#### [WORK TO DO]
Records follow. Select each line holding "Train".

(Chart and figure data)
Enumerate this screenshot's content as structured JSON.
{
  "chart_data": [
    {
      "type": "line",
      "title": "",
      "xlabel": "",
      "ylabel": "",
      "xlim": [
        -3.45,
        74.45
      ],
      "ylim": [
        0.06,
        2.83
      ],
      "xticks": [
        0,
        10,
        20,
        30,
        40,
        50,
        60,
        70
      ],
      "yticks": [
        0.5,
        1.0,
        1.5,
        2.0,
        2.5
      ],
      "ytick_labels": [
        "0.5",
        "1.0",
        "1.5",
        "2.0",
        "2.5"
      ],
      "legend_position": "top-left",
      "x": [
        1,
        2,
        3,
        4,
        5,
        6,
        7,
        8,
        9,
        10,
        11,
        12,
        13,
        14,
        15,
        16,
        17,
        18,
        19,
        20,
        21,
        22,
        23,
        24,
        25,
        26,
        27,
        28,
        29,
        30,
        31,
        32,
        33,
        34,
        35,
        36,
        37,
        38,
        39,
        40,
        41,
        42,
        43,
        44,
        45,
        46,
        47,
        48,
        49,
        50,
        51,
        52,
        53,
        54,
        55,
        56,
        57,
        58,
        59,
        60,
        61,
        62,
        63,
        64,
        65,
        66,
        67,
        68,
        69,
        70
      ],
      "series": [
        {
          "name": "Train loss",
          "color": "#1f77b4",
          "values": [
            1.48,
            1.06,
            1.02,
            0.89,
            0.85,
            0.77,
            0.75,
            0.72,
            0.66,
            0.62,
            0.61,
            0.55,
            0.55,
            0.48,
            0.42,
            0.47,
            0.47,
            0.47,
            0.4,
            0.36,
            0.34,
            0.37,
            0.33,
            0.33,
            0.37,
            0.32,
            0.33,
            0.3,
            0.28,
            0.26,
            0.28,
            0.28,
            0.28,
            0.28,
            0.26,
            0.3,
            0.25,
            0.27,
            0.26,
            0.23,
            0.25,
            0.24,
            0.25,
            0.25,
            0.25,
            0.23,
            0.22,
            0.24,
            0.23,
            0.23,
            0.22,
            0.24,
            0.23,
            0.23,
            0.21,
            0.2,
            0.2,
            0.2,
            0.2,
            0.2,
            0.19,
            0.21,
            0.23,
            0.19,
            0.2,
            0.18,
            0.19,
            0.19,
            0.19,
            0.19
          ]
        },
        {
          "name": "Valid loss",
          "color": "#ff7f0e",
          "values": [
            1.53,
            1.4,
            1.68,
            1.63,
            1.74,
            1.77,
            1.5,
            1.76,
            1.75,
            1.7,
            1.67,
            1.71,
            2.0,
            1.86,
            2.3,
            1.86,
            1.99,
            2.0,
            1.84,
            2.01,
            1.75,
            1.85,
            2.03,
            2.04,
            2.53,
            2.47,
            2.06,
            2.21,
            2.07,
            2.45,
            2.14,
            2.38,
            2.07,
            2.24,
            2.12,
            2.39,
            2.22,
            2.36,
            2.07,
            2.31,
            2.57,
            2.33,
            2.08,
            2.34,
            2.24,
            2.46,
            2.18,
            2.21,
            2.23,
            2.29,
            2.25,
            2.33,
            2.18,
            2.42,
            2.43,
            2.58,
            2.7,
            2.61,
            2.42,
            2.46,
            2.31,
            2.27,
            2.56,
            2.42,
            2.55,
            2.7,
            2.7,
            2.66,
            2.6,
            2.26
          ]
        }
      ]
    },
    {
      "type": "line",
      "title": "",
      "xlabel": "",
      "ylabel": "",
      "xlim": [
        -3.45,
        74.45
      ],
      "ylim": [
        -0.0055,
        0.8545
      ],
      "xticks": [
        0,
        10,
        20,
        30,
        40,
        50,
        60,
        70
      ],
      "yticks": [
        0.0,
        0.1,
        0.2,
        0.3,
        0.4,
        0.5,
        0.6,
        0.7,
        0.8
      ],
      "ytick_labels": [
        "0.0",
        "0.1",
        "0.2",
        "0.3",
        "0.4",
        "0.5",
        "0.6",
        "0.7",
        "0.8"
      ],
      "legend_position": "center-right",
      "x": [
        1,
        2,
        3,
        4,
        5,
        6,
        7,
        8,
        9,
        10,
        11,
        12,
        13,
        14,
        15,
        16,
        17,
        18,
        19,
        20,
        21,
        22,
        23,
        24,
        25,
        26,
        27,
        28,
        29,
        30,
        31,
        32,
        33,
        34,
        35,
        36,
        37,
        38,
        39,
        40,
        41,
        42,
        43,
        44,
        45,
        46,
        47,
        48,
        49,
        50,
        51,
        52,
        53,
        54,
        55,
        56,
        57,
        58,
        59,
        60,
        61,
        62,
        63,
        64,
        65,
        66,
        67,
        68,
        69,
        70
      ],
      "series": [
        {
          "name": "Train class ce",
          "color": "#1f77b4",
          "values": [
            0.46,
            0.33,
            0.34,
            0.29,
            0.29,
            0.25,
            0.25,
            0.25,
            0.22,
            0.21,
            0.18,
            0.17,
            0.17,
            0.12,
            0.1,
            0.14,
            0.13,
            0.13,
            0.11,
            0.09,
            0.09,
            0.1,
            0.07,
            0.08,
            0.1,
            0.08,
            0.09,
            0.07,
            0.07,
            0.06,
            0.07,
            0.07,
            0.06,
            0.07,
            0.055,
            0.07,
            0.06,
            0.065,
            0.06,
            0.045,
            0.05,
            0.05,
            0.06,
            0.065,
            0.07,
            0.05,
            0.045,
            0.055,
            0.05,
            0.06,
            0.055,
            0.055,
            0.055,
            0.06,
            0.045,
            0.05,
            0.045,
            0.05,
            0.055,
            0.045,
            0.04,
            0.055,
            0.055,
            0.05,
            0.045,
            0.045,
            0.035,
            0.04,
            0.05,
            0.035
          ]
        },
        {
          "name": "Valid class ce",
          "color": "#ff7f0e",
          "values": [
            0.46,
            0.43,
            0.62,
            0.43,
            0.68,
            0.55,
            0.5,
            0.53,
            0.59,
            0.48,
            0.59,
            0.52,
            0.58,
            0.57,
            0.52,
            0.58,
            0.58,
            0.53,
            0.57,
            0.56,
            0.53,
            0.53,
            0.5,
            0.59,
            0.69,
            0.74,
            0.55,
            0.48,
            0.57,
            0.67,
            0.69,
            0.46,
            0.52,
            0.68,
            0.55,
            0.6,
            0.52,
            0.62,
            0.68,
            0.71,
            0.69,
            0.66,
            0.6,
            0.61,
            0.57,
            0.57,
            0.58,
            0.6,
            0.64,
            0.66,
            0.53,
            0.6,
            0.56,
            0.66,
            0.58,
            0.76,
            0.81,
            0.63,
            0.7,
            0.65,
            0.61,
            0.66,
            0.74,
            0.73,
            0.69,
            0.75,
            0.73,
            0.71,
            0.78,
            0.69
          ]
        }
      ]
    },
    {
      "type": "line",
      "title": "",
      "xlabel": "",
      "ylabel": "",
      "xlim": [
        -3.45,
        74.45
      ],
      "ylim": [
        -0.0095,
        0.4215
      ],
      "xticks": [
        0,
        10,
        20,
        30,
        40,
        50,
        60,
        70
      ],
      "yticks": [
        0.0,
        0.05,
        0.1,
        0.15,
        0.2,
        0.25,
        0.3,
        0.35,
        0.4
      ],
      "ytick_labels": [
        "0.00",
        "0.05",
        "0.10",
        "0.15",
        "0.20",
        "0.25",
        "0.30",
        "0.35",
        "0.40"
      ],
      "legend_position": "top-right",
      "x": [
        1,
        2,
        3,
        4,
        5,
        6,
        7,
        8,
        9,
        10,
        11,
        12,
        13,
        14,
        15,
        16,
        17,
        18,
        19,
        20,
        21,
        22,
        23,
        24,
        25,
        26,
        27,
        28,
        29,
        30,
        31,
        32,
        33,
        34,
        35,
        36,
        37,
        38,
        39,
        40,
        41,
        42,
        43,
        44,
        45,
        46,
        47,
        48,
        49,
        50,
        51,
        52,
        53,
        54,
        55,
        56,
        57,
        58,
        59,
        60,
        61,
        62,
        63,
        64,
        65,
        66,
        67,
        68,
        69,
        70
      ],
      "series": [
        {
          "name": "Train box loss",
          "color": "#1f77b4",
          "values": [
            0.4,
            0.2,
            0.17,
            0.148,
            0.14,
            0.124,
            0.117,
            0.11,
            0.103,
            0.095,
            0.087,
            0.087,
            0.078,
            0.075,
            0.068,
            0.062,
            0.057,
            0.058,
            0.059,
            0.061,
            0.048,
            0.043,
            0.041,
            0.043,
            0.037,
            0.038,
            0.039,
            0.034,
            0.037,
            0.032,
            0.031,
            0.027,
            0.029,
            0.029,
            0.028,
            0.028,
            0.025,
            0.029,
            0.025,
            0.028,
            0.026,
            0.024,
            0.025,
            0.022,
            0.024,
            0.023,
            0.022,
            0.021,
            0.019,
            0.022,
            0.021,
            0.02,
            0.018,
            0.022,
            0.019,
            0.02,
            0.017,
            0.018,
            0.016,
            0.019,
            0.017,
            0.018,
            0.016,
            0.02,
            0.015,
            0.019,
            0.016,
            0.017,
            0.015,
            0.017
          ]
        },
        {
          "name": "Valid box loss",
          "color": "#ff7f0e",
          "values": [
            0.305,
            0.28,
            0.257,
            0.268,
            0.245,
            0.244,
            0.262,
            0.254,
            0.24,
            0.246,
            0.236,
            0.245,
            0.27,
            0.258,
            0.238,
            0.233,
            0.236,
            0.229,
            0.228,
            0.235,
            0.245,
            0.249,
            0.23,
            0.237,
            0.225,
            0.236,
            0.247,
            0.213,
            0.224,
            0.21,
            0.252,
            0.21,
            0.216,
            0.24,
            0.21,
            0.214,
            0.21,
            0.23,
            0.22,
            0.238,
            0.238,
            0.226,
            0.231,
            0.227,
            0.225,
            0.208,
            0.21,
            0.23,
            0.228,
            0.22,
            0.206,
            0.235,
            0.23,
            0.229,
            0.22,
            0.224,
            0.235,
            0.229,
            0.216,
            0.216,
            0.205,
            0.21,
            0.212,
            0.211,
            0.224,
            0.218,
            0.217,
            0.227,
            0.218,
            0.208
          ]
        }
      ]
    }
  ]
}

#### [FINAL RESULT]
          "name": "Train loss",
          "name": "Train class ce",
          "name": "Train box loss",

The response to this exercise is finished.